Entries
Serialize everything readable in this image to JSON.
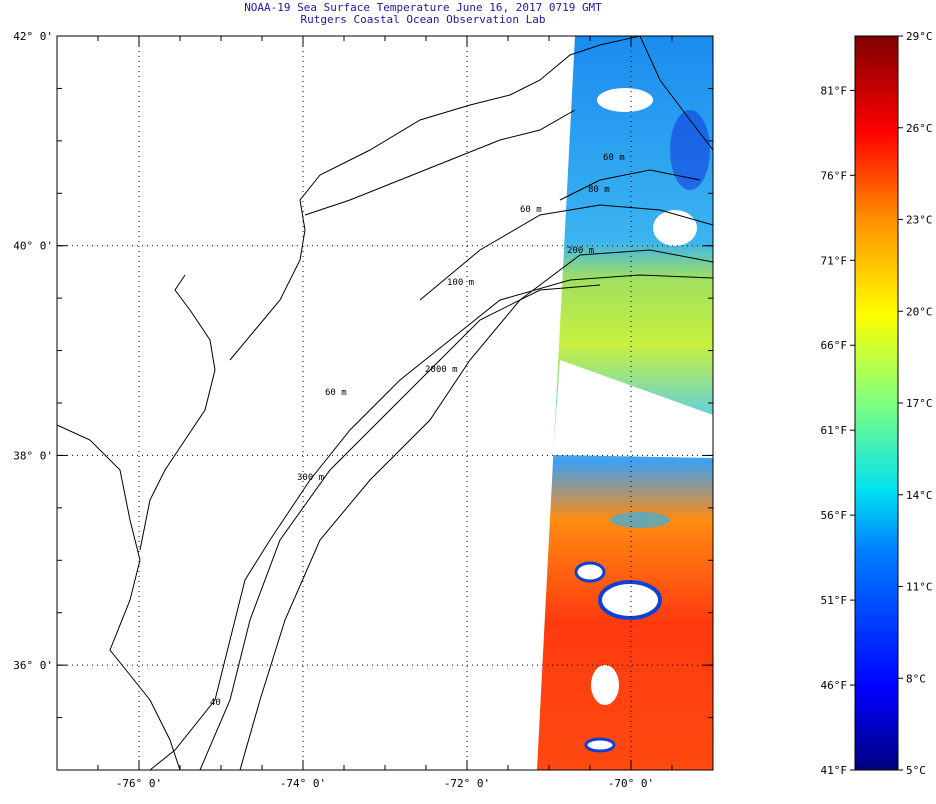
{
  "chart_data": {
    "type": "heatmap",
    "title": "NOAA-19 Sea Surface Temperature June 16, 2017 0719 GMT",
    "subtitle": "Rutgers Coastal Ocean Observation Lab",
    "x_ticks": [
      "-76° 0'",
      "-74° 0'",
      "-72° 0'",
      "-70° 0'"
    ],
    "x_tick_values": [
      -76,
      -74,
      -72,
      -70
    ],
    "y_ticks": [
      "42° 0'",
      "40° 0'",
      "38° 0'",
      "36° 0'"
    ],
    "y_tick_values": [
      42,
      40,
      38,
      36
    ],
    "xlim": [
      -77,
      -69
    ],
    "ylim": [
      35,
      42
    ],
    "grid": true,
    "contour_labels": [
      "60 m",
      "80 m",
      "60 m",
      "200 m",
      "100 m",
      "2000 m",
      "60 m",
      "300 m",
      "40"
    ],
    "colorbar": {
      "celsius_labels": [
        "29°C",
        "26°C",
        "23°C",
        "20°C",
        "17°C",
        "14°C",
        "11°C",
        "8°C",
        "5°C"
      ],
      "celsius_values": [
        29,
        26,
        23,
        20,
        17,
        14,
        11,
        8,
        5
      ],
      "fahrenheit_labels": [
        "81°F",
        "76°F",
        "71°F",
        "66°F",
        "61°F",
        "56°F",
        "51°F",
        "46°F",
        "41°F"
      ],
      "fahrenheit_values": [
        81,
        76,
        71,
        66,
        61,
        56,
        51,
        46,
        41
      ],
      "range_c": [
        5,
        29
      ]
    },
    "sst_regions": [
      {
        "name": "north-of-40N",
        "approx_c": 12
      },
      {
        "name": "39-40N",
        "approx_c": 18
      },
      {
        "name": "south-of-38N",
        "approx_c": 25
      }
    ]
  }
}
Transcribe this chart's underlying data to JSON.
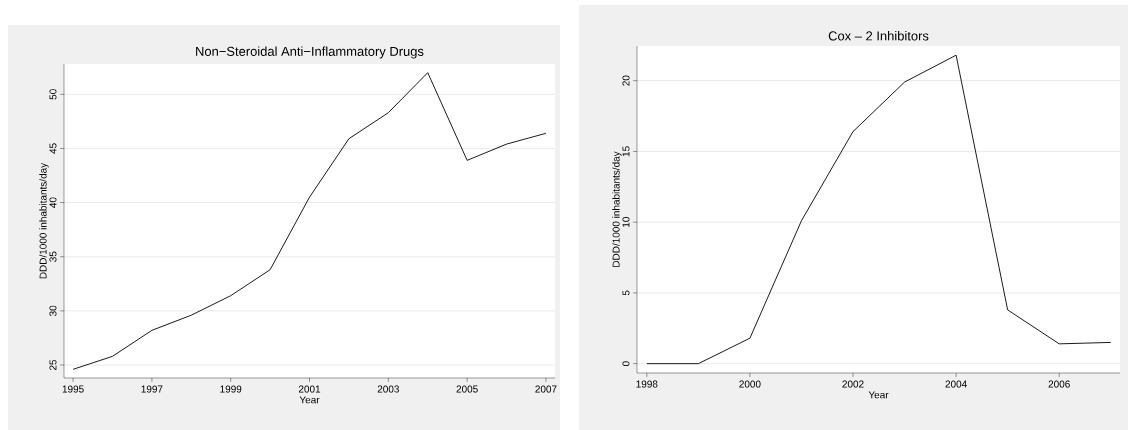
{
  "chart_data": [
    {
      "type": "line",
      "title": "Non−Steroidal Anti−Inflammatory Drugs",
      "xlabel": "Year",
      "ylabel": "DDD/1000 inhabitants/day",
      "color": "#000000",
      "x": [
        1995,
        1996,
        1997,
        1998,
        1999,
        2000,
        2001,
        2002,
        2003,
        2004,
        2005,
        2006,
        2007
      ],
      "values": [
        24.6,
        25.8,
        28.2,
        29.6,
        31.4,
        33.8,
        40.5,
        45.9,
        48.3,
        52.0,
        43.9,
        45.4,
        46.4
      ],
      "xlim": [
        1994.77,
        2007.23
      ],
      "ylim": [
        23.8,
        52.8
      ],
      "xticks": [
        1995,
        1997,
        1999,
        2001,
        2003,
        2005,
        2007
      ],
      "yticks": [
        25,
        30,
        35,
        40,
        45,
        50
      ],
      "grid": "y"
    },
    {
      "type": "line",
      "title": "Cox – 2 Inhibitors",
      "xlabel": "Year",
      "ylabel": "DDD/1000 inhabitants/day",
      "color": "#000000",
      "x": [
        1998,
        1999,
        2000,
        2001,
        2002,
        2003,
        2004,
        2005,
        2006,
        2007
      ],
      "values": [
        0,
        0,
        1.8,
        10.1,
        16.4,
        19.9,
        21.8,
        3.8,
        1.4,
        1.5
      ],
      "xlim": [
        1997.81,
        2007.18
      ],
      "ylim": [
        -0.66,
        22.45
      ],
      "xticks": [
        1998,
        2000,
        2002,
        2004,
        2006
      ],
      "yticks": [
        0,
        5,
        10,
        15,
        20
      ],
      "grid": "y"
    }
  ]
}
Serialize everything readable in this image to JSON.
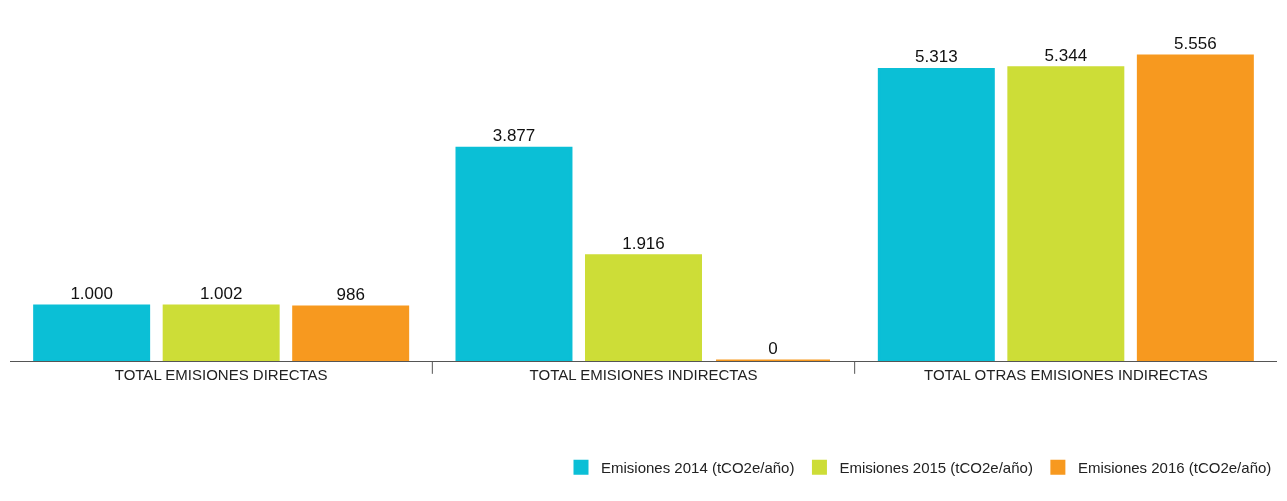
{
  "chart_data": {
    "type": "bar",
    "categories": [
      "TOTAL EMISIONES DIRECTAS",
      "TOTAL EMISIONES INDIRECTAS",
      "TOTAL OTRAS EMISIONES INDIRECTAS"
    ],
    "series": [
      {
        "name": "Emisiones 2014 (tCO2e/año)",
        "color": "#0bbfd6",
        "values": [
          1000,
          3877,
          5313
        ],
        "value_labels": [
          "1.000",
          "3.877",
          "5.313"
        ]
      },
      {
        "name": "Emisiones 2015 (tCO2e/año)",
        "color": "#cddd37",
        "values": [
          1002,
          1916,
          5344
        ],
        "value_labels": [
          "1.002",
          "1.916",
          "5.344"
        ]
      },
      {
        "name": "Emisiones 2016 (tCO2e/año)",
        "color": "#f7991f",
        "values": [
          986,
          0,
          5556
        ],
        "value_labels": [
          "986",
          "0",
          "5.556"
        ]
      }
    ],
    "legend": "bottom right"
  }
}
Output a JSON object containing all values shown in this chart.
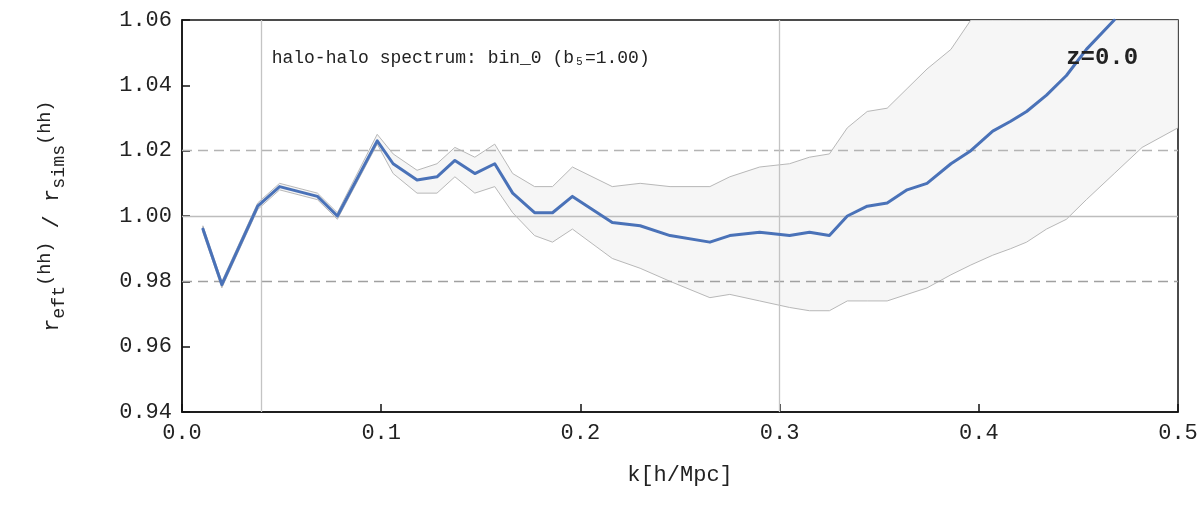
{
  "chart_data": {
    "type": "line",
    "xlabel": "k[h/Mpc]",
    "ylabel": "r$_{eft}$$^{(hh)}$ / r$_{sims}$$^{(hh)}$",
    "annotations": [
      "halo-halo spectrum: bin_0 (b₅=1.00)",
      "z=0.0"
    ],
    "x": [
      0.0105,
      0.02,
      0.038,
      0.049,
      0.068,
      0.078,
      0.098,
      0.106,
      0.118,
      0.128,
      0.137,
      0.147,
      0.157,
      0.166,
      0.177,
      0.186,
      0.196,
      0.216,
      0.23,
      0.245,
      0.265,
      0.275,
      0.29,
      0.305,
      0.315,
      0.325,
      0.334,
      0.344,
      0.354,
      0.364,
      0.374,
      0.386,
      0.396,
      0.407,
      0.416,
      0.424,
      0.434,
      0.444,
      0.454,
      0.468,
      0.482,
      0.5
    ],
    "series": [
      {
        "color": "#4a72b8",
        "values": [
          0.996,
          0.979,
          1.003,
          1.009,
          1.006,
          1.0,
          1.023,
          1.016,
          1.011,
          1.012,
          1.017,
          1.013,
          1.016,
          1.007,
          1.001,
          1.001,
          1.006,
          0.998,
          0.997,
          0.994,
          0.992,
          0.994,
          0.995,
          0.994,
          0.995,
          0.994,
          1.0,
          1.003,
          1.004,
          1.008,
          1.01,
          1.016,
          1.02,
          1.026,
          1.029,
          1.032,
          1.037,
          1.043,
          1.051,
          1.06,
          null,
          null
        ],
        "lower": [
          0.995,
          0.978,
          1.002,
          1.008,
          1.005,
          0.999,
          1.022,
          1.013,
          1.007,
          1.007,
          1.012,
          1.007,
          1.009,
          1.001,
          0.994,
          0.992,
          0.996,
          0.987,
          0.984,
          0.98,
          0.975,
          0.976,
          0.974,
          0.972,
          0.971,
          0.971,
          0.974,
          0.974,
          0.974,
          0.976,
          0.978,
          0.982,
          0.985,
          0.988,
          0.99,
          0.992,
          0.996,
          0.999,
          1.005,
          1.013,
          1.021,
          1.027
        ],
        "upper": [
          0.997,
          0.98,
          1.004,
          1.01,
          1.007,
          1.001,
          1.025,
          1.019,
          1.014,
          1.016,
          1.021,
          1.018,
          1.022,
          1.013,
          1.009,
          1.009,
          1.015,
          1.009,
          1.01,
          1.009,
          1.009,
          1.012,
          1.015,
          1.016,
          1.018,
          1.019,
          1.027,
          1.032,
          1.033,
          1.039,
          1.045,
          1.051,
          1.06,
          1.06,
          1.06,
          1.06,
          1.06,
          1.06,
          1.06,
          1.06,
          1.06,
          1.06
        ]
      }
    ],
    "xlim": [
      0,
      0.5
    ],
    "xticks": [
      {
        "value": 0,
        "label": "0.0"
      },
      {
        "value": 0.1,
        "label": "0.1"
      },
      {
        "value": 0.2,
        "label": "0.2"
      },
      {
        "value": 0.3,
        "label": "0.3"
      },
      {
        "value": 0.4,
        "label": "0.4"
      },
      {
        "value": 0.5,
        "label": "0.5"
      }
    ],
    "ylim": [
      0.94,
      1.06
    ],
    "yticks": [
      0.94,
      0.96,
      0.98,
      {
        "value": 1,
        "label": "1.00"
      },
      1.02,
      1.04,
      1.06
    ],
    "ref_lines": [
      {
        "axis": "y",
        "value": 0.98,
        "color": "#a0a0a0",
        "line_style": "dashed"
      },
      {
        "axis": "y",
        "value": 1.02,
        "color": "#b4b4b4",
        "line_style": "dashed"
      },
      {
        "axis": "y",
        "value": 1,
        "color": "#bdbdbd",
        "line_style": "solid"
      },
      {
        "axis": "x",
        "value": 0.04,
        "color": "#c4c4c4",
        "line_style": "solid"
      },
      {
        "axis": "x",
        "value": 0.3,
        "color": "#c4c4c4",
        "line_style": "solid"
      }
    ],
    "grid": false,
    "marker": "none",
    "line_style": "solid"
  }
}
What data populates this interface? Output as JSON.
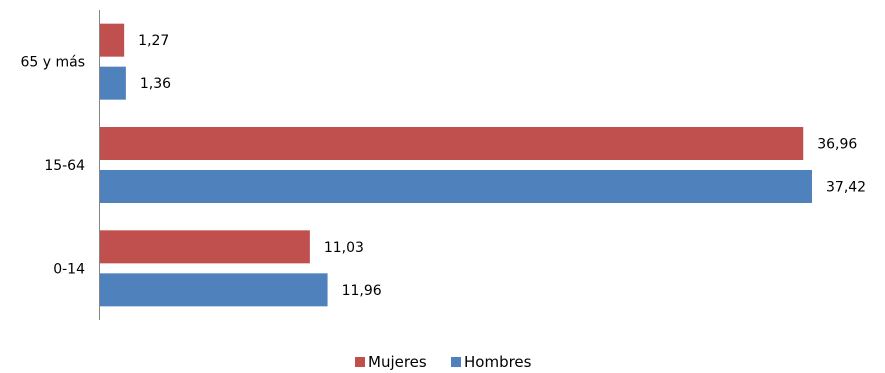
{
  "chart_data": {
    "type": "bar",
    "orientation": "horizontal",
    "categories": [
      "65 y más",
      "15-64",
      "0-14"
    ],
    "series": [
      {
        "name": "Mujeres",
        "color": "#C0504D",
        "values": [
          1.27,
          36.96,
          11.03
        ],
        "labels": [
          "1,27",
          "36,96",
          "11,03"
        ]
      },
      {
        "name": "Hombres",
        "color": "#4F81BD",
        "values": [
          1.36,
          37.42,
          11.96
        ],
        "labels": [
          "1,36",
          "37,42",
          "11,96"
        ]
      }
    ],
    "xlim": [
      0,
      37.42
    ],
    "grid": false,
    "legend_position": "bottom",
    "title": "",
    "xlabel": "",
    "ylabel": ""
  }
}
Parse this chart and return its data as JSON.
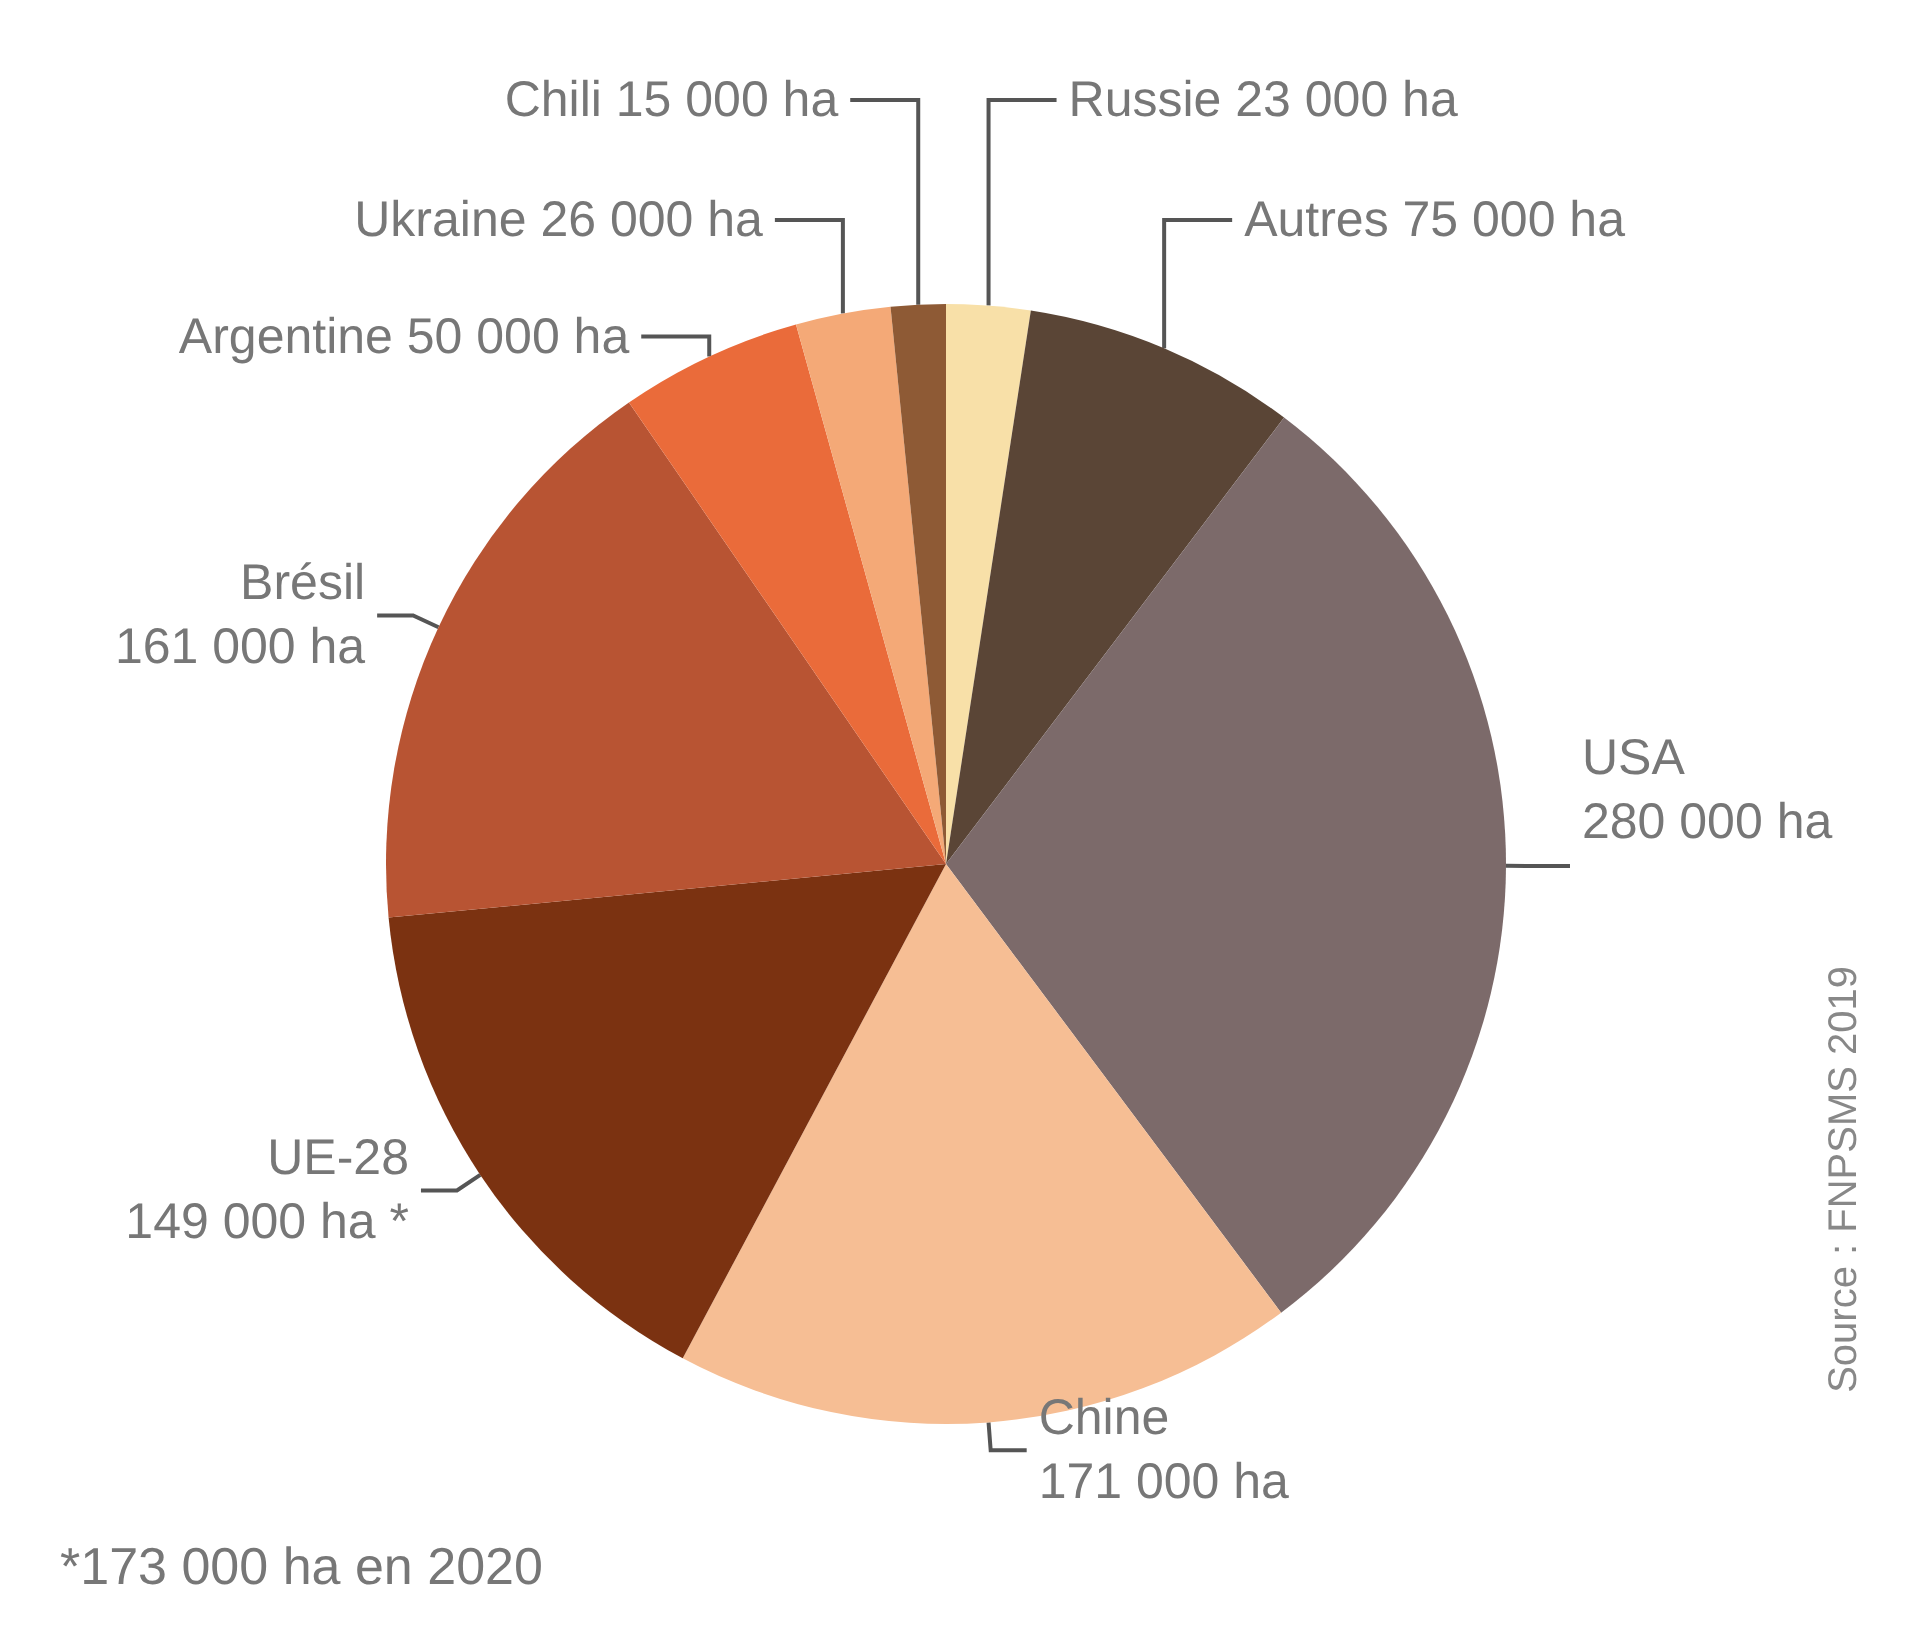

Aim
Above are some records. Count the lines among them with the word "TOTAL", and answer with the number only.

Exercise solution
3